__DO THIS__: Write out the entries below once more, exactly, with the pictures left out.

BEGIN PROVIDED RECORDS

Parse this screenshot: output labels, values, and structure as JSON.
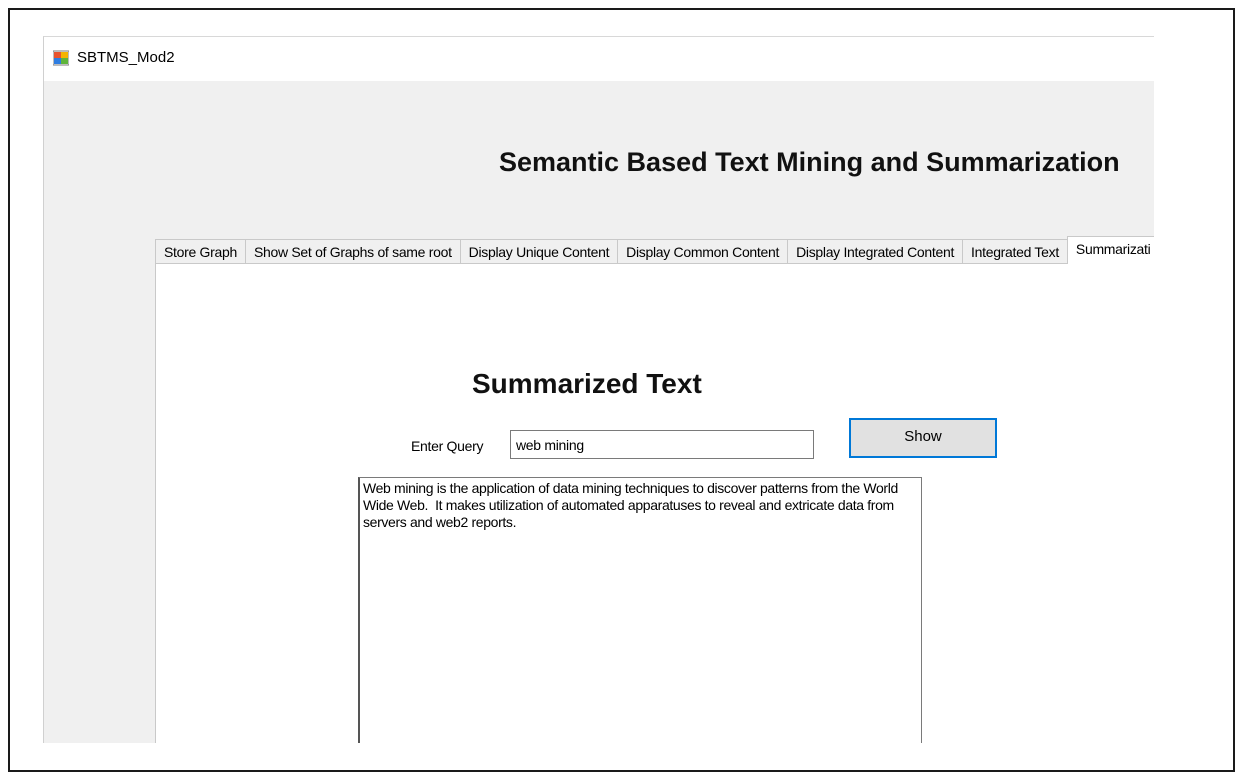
{
  "window": {
    "title": "SBTMS_Mod2",
    "icon": "windows-forms-app-icon"
  },
  "header": {
    "title": "Semantic Based Text Mining and Summarization"
  },
  "tabs": [
    {
      "label": "Store Graph",
      "active": false
    },
    {
      "label": "Show Set of Graphs of same root",
      "active": false
    },
    {
      "label": "Display Unique Content",
      "active": false
    },
    {
      "label": "Display Common Content",
      "active": false
    },
    {
      "label": "Display Integrated Content",
      "active": false
    },
    {
      "label": "Integrated Text",
      "active": false
    },
    {
      "label": "Summarizati",
      "active": true
    }
  ],
  "summary_tab": {
    "heading": "Summarized Text",
    "query_label": "Enter Query",
    "query_value": "web mining",
    "show_button": "Show",
    "result_text": "Web mining is the application of data mining techniques to discover patterns from the World Wide Web.  It makes utilization of automated apparatuses to reveal and extricate data from servers and web2 reports."
  },
  "colors": {
    "focus_border": "#0078d7",
    "form_background": "#f0f0f0"
  }
}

END PROVIDED RECORDS

__EXPECTED ANSWER__:
Parse this screenshot: output labels, values, and structure as JSON.
{
  "window": {
    "title": "SBTMS_Mod2",
    "icon": "windows-forms-app-icon"
  },
  "header": {
    "title": "Semantic Based Text Mining and Summarization"
  },
  "tabs": [
    {
      "label": "Store Graph",
      "active": false
    },
    {
      "label": "Show Set of Graphs of same root",
      "active": false
    },
    {
      "label": "Display Unique Content",
      "active": false
    },
    {
      "label": "Display Common Content",
      "active": false
    },
    {
      "label": "Display Integrated Content",
      "active": false
    },
    {
      "label": "Integrated Text",
      "active": false
    },
    {
      "label": "Summarizati",
      "active": true
    }
  ],
  "summary_tab": {
    "heading": "Summarized Text",
    "query_label": "Enter Query",
    "query_value": "web mining",
    "show_button": "Show",
    "result_text": "Web mining is the application of data mining techniques to discover patterns from the World Wide Web.  It makes utilization of automated apparatuses to reveal and extricate data from servers and web2 reports."
  },
  "colors": {
    "focus_border": "#0078d7",
    "form_background": "#f0f0f0"
  }
}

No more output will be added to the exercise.